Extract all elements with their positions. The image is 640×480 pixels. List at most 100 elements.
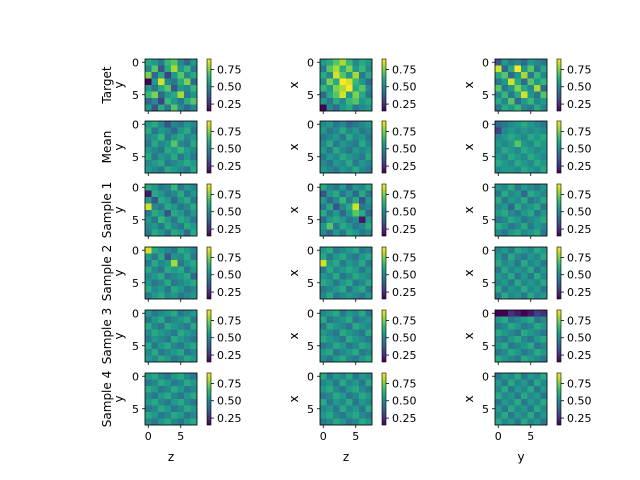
heatmap-cell: [151, 134, 159, 141]
heatmap-cell: [365, 316, 373, 324]
heatmap-cell: [190, 197, 198, 204]
heatmap-cell: [151, 399, 159, 406]
panel-frame: [319, 183, 373, 237]
heatmap-cell: [534, 203, 541, 211]
heatmap-cell: [508, 392, 515, 400]
heatmap-cell: [171, 197, 178, 204]
heatmap-cell: [501, 349, 509, 356]
heatmap-cell: [501, 412, 509, 419]
heatmap-cell: [508, 190, 515, 198]
y-tick-label: 5: [307, 340, 314, 353]
y-tick-label: 5: [482, 277, 489, 290]
heatmap-cell: [164, 104, 172, 112]
heatmap-cell: [540, 72, 548, 79]
heatmap-cell: [346, 399, 353, 406]
heatmap-cell: [184, 140, 191, 148]
heatmap-cell: [158, 147, 165, 154]
panel-frame: [494, 183, 548, 237]
heatmap-cell: [339, 323, 347, 330]
heatmap-cell: [514, 78, 522, 86]
heatmap-cell: [534, 405, 541, 413]
colorbar-tick-label: 0.25: [567, 286, 592, 299]
heatmap-cell: [365, 373, 373, 380]
heatmap-cell: [158, 379, 165, 387]
heatmap-cell: [365, 247, 373, 254]
heatmap-cell: [508, 349, 515, 356]
heatmap-cell: [339, 223, 347, 230]
heatmap-cell: [359, 349, 366, 356]
heatmap-cell: [521, 223, 528, 230]
heatmap-cell: [501, 399, 509, 406]
heatmap-cell: [145, 166, 152, 174]
heatmap-cell: [346, 355, 353, 363]
heatmap-cell: [527, 203, 535, 211]
heatmap-cell: [514, 405, 522, 413]
heatmap-cell: [346, 216, 353, 224]
heatmap-cell: [190, 160, 198, 167]
row-label: Mean: [100, 131, 114, 164]
heatmap-cell: [184, 412, 191, 419]
heatmap-cell: [534, 78, 541, 86]
heatmap-cell: [184, 104, 191, 112]
heatmap-cell: [534, 134, 541, 141]
heatmap-cell: [190, 253, 198, 261]
heatmap-cell: [365, 253, 373, 261]
heatmap-cell: [365, 216, 373, 224]
heatmap-cell: [352, 323, 360, 330]
heatmap-cell: [527, 247, 535, 254]
colorbar-tick-label: 0.50: [567, 395, 592, 408]
heatmap-cell: [333, 127, 340, 135]
heatmap-cell: [158, 349, 165, 356]
heatmap-cell: [333, 286, 340, 293]
heatmap-cell: [501, 329, 509, 337]
heatmap-cell: [184, 310, 191, 317]
heatmap-cell: [352, 104, 360, 112]
heatmap-cell: [346, 310, 353, 317]
heatmap-cell: [534, 336, 541, 343]
heatmap-cell: [521, 127, 528, 135]
heatmap-cell: [339, 412, 347, 419]
heatmap-cell: [521, 140, 528, 148]
heatmap-cell: [326, 160, 334, 167]
heatmap-cell: [145, 190, 152, 198]
heatmap-cell: [171, 355, 178, 363]
heatmap-cell: [346, 279, 353, 287]
heatmap-panel: 0 5x 0.25 0.50 0.75: [287, 118, 417, 176]
heatmap-cell: [508, 316, 515, 324]
heatmap-cell: [171, 405, 178, 413]
heatmap-cell: [326, 203, 334, 211]
heatmap-cell: [534, 260, 541, 267]
heatmap-cell: [326, 210, 334, 217]
heatmap-cell: [145, 59, 152, 66]
heatmap-cell: [145, 286, 152, 293]
heatmap-cell: [190, 140, 198, 148]
heatmap-cell: [534, 229, 541, 237]
heatmap-cell: [495, 418, 502, 426]
heatmap-cell: [333, 121, 340, 128]
heatmap-panel: 0 5x 0.25 0.50 0.75: [287, 56, 417, 114]
heatmap-cell: [365, 229, 373, 237]
heatmap-cell: [333, 104, 340, 112]
heatmap-cell: [352, 253, 360, 261]
heatmap-cell: [145, 72, 152, 79]
heatmap-cell: [540, 253, 548, 261]
heatmap-cell: [184, 399, 191, 406]
heatmap-cell: [508, 399, 515, 406]
heatmap-cell: [540, 292, 548, 300]
heatmap-cell: [359, 153, 366, 161]
heatmap-cell: [158, 65, 165, 73]
heatmap-cell: [540, 190, 548, 198]
heatmap-cell: [534, 85, 541, 92]
heatmap-cell: [514, 91, 522, 99]
heatmap-cell: [145, 253, 152, 261]
heatmap-cell: [184, 349, 191, 356]
heatmap-cell: [346, 418, 353, 426]
heatmap-cell: [171, 247, 178, 254]
heatmap-cell: [145, 355, 152, 363]
heatmap-cell: [164, 386, 172, 393]
heatmap-cell: [177, 127, 185, 135]
heatmap-cell: [540, 121, 548, 128]
heatmap-cell: [320, 59, 327, 66]
heatmap-cell: [534, 349, 541, 356]
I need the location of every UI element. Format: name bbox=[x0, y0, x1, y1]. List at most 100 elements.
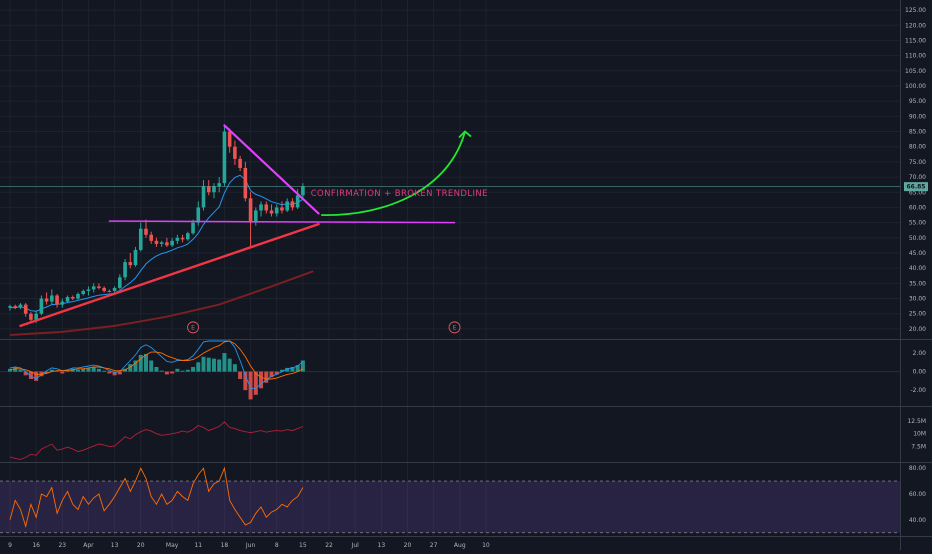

■ Aim of the exercise
Reproduce every record above line for line, character for character, leaving out the pictures.

■ The result
Extract all elements with their positions. The image is 640×480 pixels. List at most 100 elements.
heatmap-cell: [151, 134, 159, 141]
heatmap-cell: [365, 316, 373, 324]
heatmap-cell: [190, 197, 198, 204]
heatmap-cell: [151, 399, 159, 406]
panel-frame: [319, 183, 373, 237]
heatmap-cell: [534, 203, 541, 211]
heatmap-cell: [508, 392, 515, 400]
heatmap-cell: [171, 197, 178, 204]
heatmap-cell: [501, 349, 509, 356]
heatmap-cell: [501, 412, 509, 419]
heatmap-cell: [508, 190, 515, 198]
y-tick-label: 5: [307, 340, 314, 353]
y-tick-label: 5: [482, 277, 489, 290]
heatmap-cell: [164, 104, 172, 112]
heatmap-cell: [540, 72, 548, 79]
heatmap-cell: [346, 399, 353, 406]
heatmap-cell: [184, 140, 191, 148]
heatmap-cell: [158, 147, 165, 154]
panel-frame: [494, 183, 548, 237]
heatmap-cell: [339, 323, 347, 330]
heatmap-cell: [514, 78, 522, 86]
heatmap-cell: [534, 405, 541, 413]
colorbar-tick-label: 0.25: [567, 286, 592, 299]
heatmap-cell: [365, 373, 373, 380]
heatmap-cell: [158, 379, 165, 387]
heatmap-cell: [365, 247, 373, 254]
heatmap-cell: [508, 349, 515, 356]
heatmap-cell: [339, 223, 347, 230]
heatmap-cell: [359, 349, 366, 356]
heatmap-cell: [521, 223, 528, 230]
heatmap-cell: [501, 399, 509, 406]
heatmap-cell: [145, 166, 152, 174]
heatmap-cell: [346, 355, 353, 363]
heatmap-cell: [527, 203, 535, 211]
heatmap-cell: [514, 405, 522, 413]
heatmap-cell: [346, 216, 353, 224]
heatmap-cell: [190, 160, 198, 167]
row-label: Mean: [100, 131, 114, 164]
heatmap-cell: [184, 412, 191, 419]
heatmap-cell: [534, 78, 541, 86]
heatmap-cell: [184, 104, 191, 112]
heatmap-cell: [534, 134, 541, 141]
heatmap-cell: [190, 253, 198, 261]
heatmap-cell: [365, 253, 373, 261]
heatmap-cell: [365, 216, 373, 224]
heatmap-cell: [352, 323, 360, 330]
heatmap-cell: [527, 247, 535, 254]
colorbar-tick-label: 0.50: [567, 395, 592, 408]
heatmap-cell: [333, 127, 340, 135]
heatmap-cell: [158, 349, 165, 356]
heatmap-cell: [333, 286, 340, 293]
heatmap-cell: [501, 329, 509, 337]
heatmap-cell: [184, 310, 191, 317]
heatmap-cell: [352, 104, 360, 112]
heatmap-cell: [346, 310, 353, 317]
heatmap-cell: [534, 336, 541, 343]
heatmap-cell: [521, 127, 528, 135]
heatmap-cell: [339, 412, 347, 419]
heatmap-cell: [521, 140, 528, 148]
heatmap-cell: [326, 160, 334, 167]
heatmap-cell: [145, 190, 152, 198]
heatmap-cell: [171, 355, 178, 363]
heatmap-cell: [346, 279, 353, 287]
heatmap-panel: 0 5x 0.25 0.50 0.75: [287, 118, 417, 176]
heatmap-cell: [508, 316, 515, 324]
heatmap-cell: [171, 405, 178, 413]
heatmap-cell: [326, 203, 334, 211]
heatmap-cell: [534, 260, 541, 267]
heatmap-cell: [326, 210, 334, 217]
heatmap-cell: [145, 59, 152, 66]
heatmap-cell: [145, 286, 152, 293]
heatmap-cell: [190, 140, 198, 148]
heatmap-cell: [534, 229, 541, 237]
heatmap-cell: [495, 418, 502, 426]
heatmap-cell: [333, 121, 340, 128]
heatmap-panel: 0 5x 0.25 0.50 0.75: [287, 56, 417, 114]
heatmap-cell: [365, 229, 373, 237]
heatmap-cell: [333, 104, 340, 112]
heatmap-cell: [352, 253, 360, 261]
heatmap-cell: [145, 72, 152, 79]
heatmap-cell: [540, 253, 548, 261]
heatmap-cell: [184, 399, 191, 406]
heatmap-cell: [508, 399, 515, 406]
heatmap-cell: [540, 292, 548, 300]
heatmap-cell: [359, 153, 366, 161]
heatmap-cell: [158, 65, 165, 73]
heatmap-cell: [540, 190, 548, 198]
heatmap-cell: [534, 85, 541, 92]
heatmap-cell: [514, 91, 522, 99]
heatmap-cell: [145, 253, 152, 261]
heatmap-cell: [184, 349, 191, 356]
heatmap-cell: [346, 418, 353, 426]
heatmap-cell: [171, 247, 178, 254]
heatmap-cell: [145, 355, 152, 363]
heatmap-cell: [164, 386, 172, 393]
heatmap-cell: [177, 127, 185, 135]
heatmap-cell: [540, 121, 548, 128]
heatmap-cell: [320, 59, 327, 66]
heatmap-cell: [534, 349, 541, 356]
I need the location of every UI element. Format: name bbox=[x0, y0, x1, y1]. List at most 100 elements.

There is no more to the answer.